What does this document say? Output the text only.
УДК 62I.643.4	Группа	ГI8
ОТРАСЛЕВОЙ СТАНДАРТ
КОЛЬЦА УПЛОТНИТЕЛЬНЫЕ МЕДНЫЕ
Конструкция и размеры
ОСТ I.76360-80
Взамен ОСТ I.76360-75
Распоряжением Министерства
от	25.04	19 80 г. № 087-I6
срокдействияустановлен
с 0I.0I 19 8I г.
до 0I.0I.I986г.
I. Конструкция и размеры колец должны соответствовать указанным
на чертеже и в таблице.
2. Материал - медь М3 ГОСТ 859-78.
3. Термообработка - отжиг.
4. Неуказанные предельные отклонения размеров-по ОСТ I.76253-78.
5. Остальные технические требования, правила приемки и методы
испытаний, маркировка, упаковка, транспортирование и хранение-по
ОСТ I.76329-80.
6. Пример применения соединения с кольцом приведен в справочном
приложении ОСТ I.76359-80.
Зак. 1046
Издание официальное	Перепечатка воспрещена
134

************

### Brief
Give all the records again. Match them exactly.

### Answer to the task
What does this document say? Output the text only.
УДК 62I.643.4	Группа	ГI8
ОТРАСЛЕВОЙ СТАНДАРТ
КОЛЬЦА УПЛОТНИТЕЛЬНЫЕ МЕДНЫЕ
Конструкция и размеры
ОСТ I.76360-80
Взамен ОСТ I.76360-75
Распоряжением Министерства
от	25.04	19 80 г. № 087-I6
срокдействияустановлен
с 0I.0I 19 8I г.
до 0I.0I.I986г.
I. Конструкция и размеры колец должны соответствовать указанным
на чертеже и в таблице.
2. Материал - медь М3 ГОСТ 859-78.
3. Термообработка - отжиг.
4. Неуказанные предельные отклонения размеров-по ОСТ I.76253-78.
5. Остальные технические требования, правила приемки и методы
испытаний, маркировка, упаковка, транспортирование и хранение-по
ОСТ I.76329-80.
6. Пример применения соединения с кольцом приведен в справочном
приложении ОСТ I.76359-80.
Зак. 1046
Издание официальное	Перепечатка воспрещена
134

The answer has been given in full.